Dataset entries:
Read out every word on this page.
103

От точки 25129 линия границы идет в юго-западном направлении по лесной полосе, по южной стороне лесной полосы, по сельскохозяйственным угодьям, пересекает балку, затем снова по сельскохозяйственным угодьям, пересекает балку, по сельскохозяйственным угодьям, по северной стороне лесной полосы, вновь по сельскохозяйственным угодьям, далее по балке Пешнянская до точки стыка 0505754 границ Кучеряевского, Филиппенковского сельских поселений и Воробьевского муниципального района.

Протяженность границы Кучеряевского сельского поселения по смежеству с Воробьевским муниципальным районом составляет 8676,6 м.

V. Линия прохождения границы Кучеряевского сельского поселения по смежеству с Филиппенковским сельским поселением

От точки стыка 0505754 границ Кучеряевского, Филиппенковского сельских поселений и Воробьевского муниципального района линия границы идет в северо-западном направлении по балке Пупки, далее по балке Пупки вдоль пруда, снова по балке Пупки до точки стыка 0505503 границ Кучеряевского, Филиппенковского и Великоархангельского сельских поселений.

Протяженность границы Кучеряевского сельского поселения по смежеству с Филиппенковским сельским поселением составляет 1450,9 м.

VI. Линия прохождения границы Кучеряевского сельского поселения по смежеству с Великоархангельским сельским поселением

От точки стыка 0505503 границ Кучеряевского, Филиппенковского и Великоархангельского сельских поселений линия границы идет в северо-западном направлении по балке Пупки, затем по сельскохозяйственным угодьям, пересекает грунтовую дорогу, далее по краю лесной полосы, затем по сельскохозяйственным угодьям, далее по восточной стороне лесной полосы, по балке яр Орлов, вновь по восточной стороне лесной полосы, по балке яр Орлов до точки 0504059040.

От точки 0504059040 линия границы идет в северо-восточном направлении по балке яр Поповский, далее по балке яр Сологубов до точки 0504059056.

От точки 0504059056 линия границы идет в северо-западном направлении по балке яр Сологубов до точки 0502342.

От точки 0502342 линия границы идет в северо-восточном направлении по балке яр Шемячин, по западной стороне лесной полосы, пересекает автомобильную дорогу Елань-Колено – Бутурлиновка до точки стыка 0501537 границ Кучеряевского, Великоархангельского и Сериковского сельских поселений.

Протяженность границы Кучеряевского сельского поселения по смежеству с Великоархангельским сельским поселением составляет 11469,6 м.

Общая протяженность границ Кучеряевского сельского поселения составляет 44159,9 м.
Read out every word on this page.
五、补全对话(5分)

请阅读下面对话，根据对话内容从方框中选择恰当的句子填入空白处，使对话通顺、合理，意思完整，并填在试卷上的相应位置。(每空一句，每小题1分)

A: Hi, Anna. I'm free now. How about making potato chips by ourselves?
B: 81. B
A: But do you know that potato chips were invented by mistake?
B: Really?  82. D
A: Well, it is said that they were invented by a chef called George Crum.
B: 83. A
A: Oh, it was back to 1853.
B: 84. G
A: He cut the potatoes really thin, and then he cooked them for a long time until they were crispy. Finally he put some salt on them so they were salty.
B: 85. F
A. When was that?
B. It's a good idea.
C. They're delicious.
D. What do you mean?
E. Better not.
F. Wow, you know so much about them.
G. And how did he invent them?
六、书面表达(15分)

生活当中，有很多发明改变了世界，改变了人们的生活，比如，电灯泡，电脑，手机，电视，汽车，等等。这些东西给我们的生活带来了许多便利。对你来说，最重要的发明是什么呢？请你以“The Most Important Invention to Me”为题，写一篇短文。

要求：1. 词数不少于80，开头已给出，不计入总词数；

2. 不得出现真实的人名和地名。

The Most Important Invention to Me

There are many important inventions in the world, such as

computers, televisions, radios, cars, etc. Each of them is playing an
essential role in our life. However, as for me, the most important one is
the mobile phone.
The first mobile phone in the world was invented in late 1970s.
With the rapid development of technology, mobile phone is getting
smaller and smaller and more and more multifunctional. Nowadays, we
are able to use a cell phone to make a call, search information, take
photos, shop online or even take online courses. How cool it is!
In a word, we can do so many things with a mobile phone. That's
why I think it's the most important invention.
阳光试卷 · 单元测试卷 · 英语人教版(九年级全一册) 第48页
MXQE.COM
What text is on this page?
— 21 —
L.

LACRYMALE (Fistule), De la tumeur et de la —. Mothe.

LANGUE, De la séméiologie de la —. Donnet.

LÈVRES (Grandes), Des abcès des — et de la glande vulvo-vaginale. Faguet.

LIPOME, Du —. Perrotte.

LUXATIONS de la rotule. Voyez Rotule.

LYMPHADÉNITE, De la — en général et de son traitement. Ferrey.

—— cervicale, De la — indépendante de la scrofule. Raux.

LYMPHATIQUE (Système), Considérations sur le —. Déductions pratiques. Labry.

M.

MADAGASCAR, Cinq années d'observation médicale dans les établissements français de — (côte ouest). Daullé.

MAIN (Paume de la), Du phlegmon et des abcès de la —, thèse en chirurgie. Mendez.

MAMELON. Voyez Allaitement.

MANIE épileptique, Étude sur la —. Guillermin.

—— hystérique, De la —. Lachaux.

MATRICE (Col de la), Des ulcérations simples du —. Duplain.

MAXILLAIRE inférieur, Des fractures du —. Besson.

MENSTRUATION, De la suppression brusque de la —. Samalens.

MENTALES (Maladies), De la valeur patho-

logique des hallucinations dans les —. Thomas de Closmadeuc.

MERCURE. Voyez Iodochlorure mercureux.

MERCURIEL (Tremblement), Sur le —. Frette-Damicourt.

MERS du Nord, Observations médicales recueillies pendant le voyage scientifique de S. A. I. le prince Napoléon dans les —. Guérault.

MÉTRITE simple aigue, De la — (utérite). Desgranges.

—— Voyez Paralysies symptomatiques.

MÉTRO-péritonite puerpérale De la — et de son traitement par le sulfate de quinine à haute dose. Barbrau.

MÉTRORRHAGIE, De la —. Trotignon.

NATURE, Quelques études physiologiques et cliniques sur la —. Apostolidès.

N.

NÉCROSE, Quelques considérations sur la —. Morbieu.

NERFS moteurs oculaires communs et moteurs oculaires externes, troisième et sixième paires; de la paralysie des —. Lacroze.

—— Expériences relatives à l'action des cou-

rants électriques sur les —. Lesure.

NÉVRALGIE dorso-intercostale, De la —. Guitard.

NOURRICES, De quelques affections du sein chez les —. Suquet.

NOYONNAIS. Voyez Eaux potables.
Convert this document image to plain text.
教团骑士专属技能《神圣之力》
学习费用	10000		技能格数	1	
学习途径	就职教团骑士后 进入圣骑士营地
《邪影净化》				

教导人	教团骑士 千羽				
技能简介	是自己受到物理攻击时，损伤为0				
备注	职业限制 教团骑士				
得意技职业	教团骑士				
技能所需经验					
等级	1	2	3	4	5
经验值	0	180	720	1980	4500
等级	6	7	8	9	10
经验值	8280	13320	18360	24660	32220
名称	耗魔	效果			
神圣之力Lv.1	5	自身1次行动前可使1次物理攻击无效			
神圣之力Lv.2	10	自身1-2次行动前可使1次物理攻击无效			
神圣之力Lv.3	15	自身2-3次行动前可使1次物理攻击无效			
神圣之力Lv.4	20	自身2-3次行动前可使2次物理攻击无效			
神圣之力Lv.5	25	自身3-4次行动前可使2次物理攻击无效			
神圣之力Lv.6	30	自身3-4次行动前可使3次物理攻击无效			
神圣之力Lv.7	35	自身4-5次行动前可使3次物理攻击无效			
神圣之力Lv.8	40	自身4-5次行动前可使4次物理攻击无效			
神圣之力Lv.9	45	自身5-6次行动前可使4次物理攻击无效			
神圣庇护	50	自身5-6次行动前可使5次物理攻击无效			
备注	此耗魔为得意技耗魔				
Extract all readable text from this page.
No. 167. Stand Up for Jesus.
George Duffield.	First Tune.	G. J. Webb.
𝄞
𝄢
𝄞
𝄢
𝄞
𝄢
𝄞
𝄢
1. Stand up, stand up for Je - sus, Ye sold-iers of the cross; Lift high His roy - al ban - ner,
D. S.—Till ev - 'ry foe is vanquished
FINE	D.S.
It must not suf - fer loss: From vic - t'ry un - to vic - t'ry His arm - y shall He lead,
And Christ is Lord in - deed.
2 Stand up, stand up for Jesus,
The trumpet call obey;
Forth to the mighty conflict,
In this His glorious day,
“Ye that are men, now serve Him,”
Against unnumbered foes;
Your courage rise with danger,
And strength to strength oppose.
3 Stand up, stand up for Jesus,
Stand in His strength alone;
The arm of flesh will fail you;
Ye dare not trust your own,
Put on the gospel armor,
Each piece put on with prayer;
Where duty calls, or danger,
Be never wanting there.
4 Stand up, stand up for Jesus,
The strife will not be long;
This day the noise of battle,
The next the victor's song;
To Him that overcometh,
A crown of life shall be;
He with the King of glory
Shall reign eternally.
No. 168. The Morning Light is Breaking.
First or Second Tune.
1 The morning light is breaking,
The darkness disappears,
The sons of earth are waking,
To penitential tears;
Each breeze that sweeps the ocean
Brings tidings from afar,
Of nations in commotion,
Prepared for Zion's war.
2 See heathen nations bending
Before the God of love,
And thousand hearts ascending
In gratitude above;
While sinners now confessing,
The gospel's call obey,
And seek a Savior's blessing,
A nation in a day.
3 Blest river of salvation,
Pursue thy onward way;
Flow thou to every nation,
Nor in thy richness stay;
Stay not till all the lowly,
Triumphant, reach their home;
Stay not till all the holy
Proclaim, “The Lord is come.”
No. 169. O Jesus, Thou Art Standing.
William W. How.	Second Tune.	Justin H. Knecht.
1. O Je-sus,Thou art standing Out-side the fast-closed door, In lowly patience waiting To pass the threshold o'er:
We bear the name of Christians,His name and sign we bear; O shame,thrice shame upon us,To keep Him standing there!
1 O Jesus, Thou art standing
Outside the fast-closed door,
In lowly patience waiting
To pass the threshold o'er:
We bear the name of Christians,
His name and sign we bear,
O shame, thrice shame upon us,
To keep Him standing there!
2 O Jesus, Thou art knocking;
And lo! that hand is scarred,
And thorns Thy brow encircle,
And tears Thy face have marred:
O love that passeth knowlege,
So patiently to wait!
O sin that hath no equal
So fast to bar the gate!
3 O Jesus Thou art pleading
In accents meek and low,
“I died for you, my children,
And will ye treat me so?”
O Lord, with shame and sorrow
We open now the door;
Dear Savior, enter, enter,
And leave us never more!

OBJECTIVE:
How many of the lines above include the string "thrice"? Reply with the number by itself.

THE REPLY:
2